··· EXERCISE MATERIALS ···
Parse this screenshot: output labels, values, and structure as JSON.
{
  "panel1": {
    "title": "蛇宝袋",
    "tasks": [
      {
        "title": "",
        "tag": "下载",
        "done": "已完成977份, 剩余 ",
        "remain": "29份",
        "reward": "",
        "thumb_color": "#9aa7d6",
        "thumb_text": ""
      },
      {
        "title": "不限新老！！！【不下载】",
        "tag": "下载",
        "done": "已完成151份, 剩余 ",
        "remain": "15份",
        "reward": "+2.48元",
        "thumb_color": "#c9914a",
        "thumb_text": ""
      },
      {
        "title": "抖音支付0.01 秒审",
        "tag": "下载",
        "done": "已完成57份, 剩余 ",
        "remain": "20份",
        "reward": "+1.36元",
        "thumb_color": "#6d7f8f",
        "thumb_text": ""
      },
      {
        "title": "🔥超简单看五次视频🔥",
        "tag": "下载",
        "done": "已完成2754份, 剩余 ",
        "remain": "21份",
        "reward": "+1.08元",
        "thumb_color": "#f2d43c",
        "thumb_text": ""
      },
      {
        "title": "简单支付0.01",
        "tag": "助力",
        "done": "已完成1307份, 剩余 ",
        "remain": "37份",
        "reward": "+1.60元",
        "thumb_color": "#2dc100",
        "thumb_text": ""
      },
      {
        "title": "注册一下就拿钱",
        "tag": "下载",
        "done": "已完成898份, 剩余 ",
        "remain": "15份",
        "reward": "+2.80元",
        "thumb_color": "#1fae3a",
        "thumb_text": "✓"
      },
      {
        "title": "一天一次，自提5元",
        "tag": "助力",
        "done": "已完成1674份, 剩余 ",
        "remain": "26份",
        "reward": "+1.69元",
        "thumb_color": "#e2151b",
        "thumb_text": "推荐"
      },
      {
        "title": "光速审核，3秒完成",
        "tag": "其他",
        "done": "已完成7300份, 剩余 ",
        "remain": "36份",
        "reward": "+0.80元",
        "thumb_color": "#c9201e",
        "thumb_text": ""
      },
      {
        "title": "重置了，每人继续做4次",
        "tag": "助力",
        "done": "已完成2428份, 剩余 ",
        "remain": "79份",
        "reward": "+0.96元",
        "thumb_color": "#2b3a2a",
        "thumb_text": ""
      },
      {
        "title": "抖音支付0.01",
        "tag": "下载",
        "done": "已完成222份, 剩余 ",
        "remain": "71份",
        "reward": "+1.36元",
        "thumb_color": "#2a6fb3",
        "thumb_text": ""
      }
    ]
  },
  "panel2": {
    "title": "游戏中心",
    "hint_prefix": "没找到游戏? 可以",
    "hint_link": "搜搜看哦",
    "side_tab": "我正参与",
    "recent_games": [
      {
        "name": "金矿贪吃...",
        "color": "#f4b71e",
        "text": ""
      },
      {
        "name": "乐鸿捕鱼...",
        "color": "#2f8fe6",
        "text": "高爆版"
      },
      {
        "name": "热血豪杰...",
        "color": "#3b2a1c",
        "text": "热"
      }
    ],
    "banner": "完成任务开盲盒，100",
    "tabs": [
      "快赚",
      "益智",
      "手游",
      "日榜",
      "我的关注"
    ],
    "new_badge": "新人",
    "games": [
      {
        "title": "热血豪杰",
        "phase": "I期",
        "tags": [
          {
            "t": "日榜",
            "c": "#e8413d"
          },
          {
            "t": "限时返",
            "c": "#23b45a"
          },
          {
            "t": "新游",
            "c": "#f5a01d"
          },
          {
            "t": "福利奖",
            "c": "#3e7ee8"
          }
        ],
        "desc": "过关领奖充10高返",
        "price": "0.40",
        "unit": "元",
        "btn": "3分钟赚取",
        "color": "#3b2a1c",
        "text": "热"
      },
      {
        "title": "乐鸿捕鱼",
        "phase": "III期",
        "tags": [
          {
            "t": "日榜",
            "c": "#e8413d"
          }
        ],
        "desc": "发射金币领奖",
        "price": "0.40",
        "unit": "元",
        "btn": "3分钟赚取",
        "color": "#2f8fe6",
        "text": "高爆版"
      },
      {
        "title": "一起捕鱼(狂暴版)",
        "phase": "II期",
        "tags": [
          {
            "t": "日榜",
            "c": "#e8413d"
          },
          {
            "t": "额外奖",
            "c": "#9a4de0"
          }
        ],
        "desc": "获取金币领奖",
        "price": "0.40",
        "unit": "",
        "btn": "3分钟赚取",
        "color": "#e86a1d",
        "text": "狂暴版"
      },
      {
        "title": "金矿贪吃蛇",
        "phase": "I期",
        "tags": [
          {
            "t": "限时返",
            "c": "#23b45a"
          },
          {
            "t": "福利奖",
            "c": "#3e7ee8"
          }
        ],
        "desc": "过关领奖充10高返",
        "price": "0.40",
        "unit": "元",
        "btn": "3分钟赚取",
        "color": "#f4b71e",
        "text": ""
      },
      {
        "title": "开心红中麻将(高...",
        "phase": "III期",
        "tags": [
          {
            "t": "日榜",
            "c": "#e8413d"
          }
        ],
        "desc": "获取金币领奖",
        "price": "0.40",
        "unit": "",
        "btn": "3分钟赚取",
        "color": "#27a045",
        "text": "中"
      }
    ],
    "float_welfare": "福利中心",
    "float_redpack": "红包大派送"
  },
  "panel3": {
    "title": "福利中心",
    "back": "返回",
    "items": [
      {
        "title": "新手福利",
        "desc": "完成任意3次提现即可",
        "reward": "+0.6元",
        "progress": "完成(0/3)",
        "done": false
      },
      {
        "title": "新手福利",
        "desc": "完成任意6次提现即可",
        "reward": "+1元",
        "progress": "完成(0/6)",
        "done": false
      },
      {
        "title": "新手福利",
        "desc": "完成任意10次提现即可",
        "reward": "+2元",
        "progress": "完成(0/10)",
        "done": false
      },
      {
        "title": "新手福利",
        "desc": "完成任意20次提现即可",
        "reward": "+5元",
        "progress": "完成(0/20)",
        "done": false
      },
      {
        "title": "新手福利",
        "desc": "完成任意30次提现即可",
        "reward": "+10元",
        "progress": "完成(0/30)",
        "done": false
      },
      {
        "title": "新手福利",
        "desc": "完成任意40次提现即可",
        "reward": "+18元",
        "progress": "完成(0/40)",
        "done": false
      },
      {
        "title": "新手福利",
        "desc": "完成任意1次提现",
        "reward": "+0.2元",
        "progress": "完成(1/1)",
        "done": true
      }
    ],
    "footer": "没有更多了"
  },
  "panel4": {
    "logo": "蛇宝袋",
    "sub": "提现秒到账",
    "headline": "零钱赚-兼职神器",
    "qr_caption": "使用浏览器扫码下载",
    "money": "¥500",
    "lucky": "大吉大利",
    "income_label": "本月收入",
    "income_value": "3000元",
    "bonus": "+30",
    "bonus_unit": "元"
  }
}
···
◆ PROBLEM TO WORK ON ◆
Repeat every entry word for word.

◆ EXERCISE ANSWER ◆
Parse this screenshot: output labels, values, and structure as JSON.
{
  "panel1": {
    "title": "蛇宝袋",
    "tasks": [
      {
        "title": "",
        "tag": "下载",
        "done": "已完成977份, 剩余 ",
        "remain": "29份",
        "reward": "",
        "thumb_color": "#9aa7d6",
        "thumb_text": ""
      },
      {
        "title": "不限新老！！！【不下载】",
        "tag": "下载",
        "done": "已完成151份, 剩余 ",
        "remain": "15份",
        "reward": "+2.48元",
        "thumb_color": "#c9914a",
        "thumb_text": ""
      },
      {
        "title": "抖音支付0.01 秒审",
        "tag": "下载",
        "done": "已完成57份, 剩余 ",
        "remain": "20份",
        "reward": "+1.36元",
        "thumb_color": "#6d7f8f",
        "thumb_text": ""
      },
      {
        "title": "🔥超简单看五次视频🔥",
        "tag": "下载",
        "done": "已完成2754份, 剩余 ",
        "remain": "21份",
        "reward": "+1.08元",
        "thumb_color": "#f2d43c",
        "thumb_text": ""
      },
      {
        "title": "简单支付0.01",
        "tag": "助力",
        "done": "已完成1307份, 剩余 ",
        "remain": "37份",
        "reward": "+1.60元",
        "thumb_color": "#2dc100",
        "thumb_text": ""
      },
      {
        "title": "注册一下就拿钱",
        "tag": "下载",
        "done": "已完成898份, 剩余 ",
        "remain": "15份",
        "reward": "+2.80元",
        "thumb_color": "#1fae3a",
        "thumb_text": "✓"
      },
      {
        "title": "一天一次，自提5元",
        "tag": "助力",
        "done": "已完成1674份, 剩余 ",
        "remain": "26份",
        "reward": "+1.69元",
        "thumb_color": "#e2151b",
        "thumb_text": "推荐"
      },
      {
        "title": "光速审核，3秒完成",
        "tag": "其他",
        "done": "已完成7300份, 剩余 ",
        "remain": "36份",
        "reward": "+0.80元",
        "thumb_color": "#c9201e",
        "thumb_text": ""
      },
      {
        "title": "重置了，每人继续做4次",
        "tag": "助力",
        "done": "已完成2428份, 剩余 ",
        "remain": "79份",
        "reward": "+0.96元",
        "thumb_color": "#2b3a2a",
        "thumb_text": ""
      },
      {
        "title": "抖音支付0.01",
        "tag": "下载",
        "done": "已完成222份, 剩余 ",
        "remain": "71份",
        "reward": "+1.36元",
        "thumb_color": "#2a6fb3",
        "thumb_text": ""
      }
    ]
  },
  "panel2": {
    "title": "游戏中心",
    "hint_prefix": "没找到游戏? 可以",
    "hint_link": "搜搜看哦",
    "side_tab": "我正参与",
    "recent_games": [
      {
        "name": "金矿贪吃...",
        "color": "#f4b71e",
        "text": ""
      },
      {
        "name": "乐鸿捕鱼...",
        "color": "#2f8fe6",
        "text": "高爆版"
      },
      {
        "name": "热血豪杰...",
        "color": "#3b2a1c",
        "text": "热"
      }
    ],
    "banner": "完成任务开盲盒，100",
    "tabs": [
      "快赚",
      "益智",
      "手游",
      "日榜",
      "我的关注"
    ],
    "new_badge": "新人",
    "games": [
      {
        "title": "热血豪杰",
        "phase": "I期",
        "tags": [
          {
            "t": "日榜",
            "c": "#e8413d"
          },
          {
            "t": "限时返",
            "c": "#23b45a"
          },
          {
            "t": "新游",
            "c": "#f5a01d"
          },
          {
            "t": "福利奖",
            "c": "#3e7ee8"
          }
        ],
        "desc": "过关领奖充10高返",
        "price": "0.40",
        "unit": "元",
        "btn": "3分钟赚取",
        "color": "#3b2a1c",
        "text": "热"
      },
      {
        "title": "乐鸿捕鱼",
        "phase": "III期",
        "tags": [
          {
            "t": "日榜",
            "c": "#e8413d"
          }
        ],
        "desc": "发射金币领奖",
        "price": "0.40",
        "unit": "元",
        "btn": "3分钟赚取",
        "color": "#2f8fe6",
        "text": "高爆版"
      },
      {
        "title": "一起捕鱼(狂暴版)",
        "phase": "II期",
        "tags": [
          {
            "t": "日榜",
            "c": "#e8413d"
          },
          {
            "t": "额外奖",
            "c": "#9a4de0"
          }
        ],
        "desc": "获取金币领奖",
        "price": "0.40",
        "unit": "",
        "btn": "3分钟赚取",
        "color": "#e86a1d",
        "text": "狂暴版"
      },
      {
        "title": "金矿贪吃蛇",
        "phase": "I期",
        "tags": [
          {
            "t": "限时返",
            "c": "#23b45a"
          },
          {
            "t": "福利奖",
            "c": "#3e7ee8"
          }
        ],
        "desc": "过关领奖充10高返",
        "price": "0.40",
        "unit": "元",
        "btn": "3分钟赚取",
        "color": "#f4b71e",
        "text": ""
      },
      {
        "title": "开心红中麻将(高...",
        "phase": "III期",
        "tags": [
          {
            "t": "日榜",
            "c": "#e8413d"
          }
        ],
        "desc": "获取金币领奖",
        "price": "0.40",
        "unit": "",
        "btn": "3分钟赚取",
        "color": "#27a045",
        "text": "中"
      }
    ],
    "float_welfare": "福利中心",
    "float_redpack": "红包大派送"
  },
  "panel3": {
    "title": "福利中心",
    "back": "返回",
    "items": [
      {
        "title": "新手福利",
        "desc": "完成任意3次提现即可",
        "reward": "+0.6元",
        "progress": "完成(0/3)",
        "done": false
      },
      {
        "title": "新手福利",
        "desc": "完成任意6次提现即可",
        "reward": "+1元",
        "progress": "完成(0/6)",
        "done": false
      },
      {
        "title": "新手福利",
        "desc": "完成任意10次提现即可",
        "reward": "+2元",
        "progress": "完成(0/10)",
        "done": false
      },
      {
        "title": "新手福利",
        "desc": "完成任意20次提现即可",
        "reward": "+5元",
        "progress": "完成(0/20)",
        "done": false
      },
      {
        "title": "新手福利",
        "desc": "完成任意30次提现即可",
        "reward": "+10元",
        "progress": "完成(0/30)",
        "done": false
      },
      {
        "title": "新手福利",
        "desc": "完成任意40次提现即可",
        "reward": "+18元",
        "progress": "完成(0/40)",
        "done": false
      },
      {
        "title": "新手福利",
        "desc": "完成任意1次提现",
        "reward": "+0.2元",
        "progress": "完成(1/1)",
        "done": true
      }
    ],
    "footer": "没有更多了"
  },
  "panel4": {
    "logo": "蛇宝袋",
    "sub": "提现秒到账",
    "headline": "零钱赚-兼职神器",
    "qr_caption": "使用浏览器扫码下载",
    "money": "¥500",
    "lucky": "大吉大利",
    "income_label": "本月收入",
    "income_value": "3000元",
    "bonus": "+30",
    "bonus_unit": "元"
  }
}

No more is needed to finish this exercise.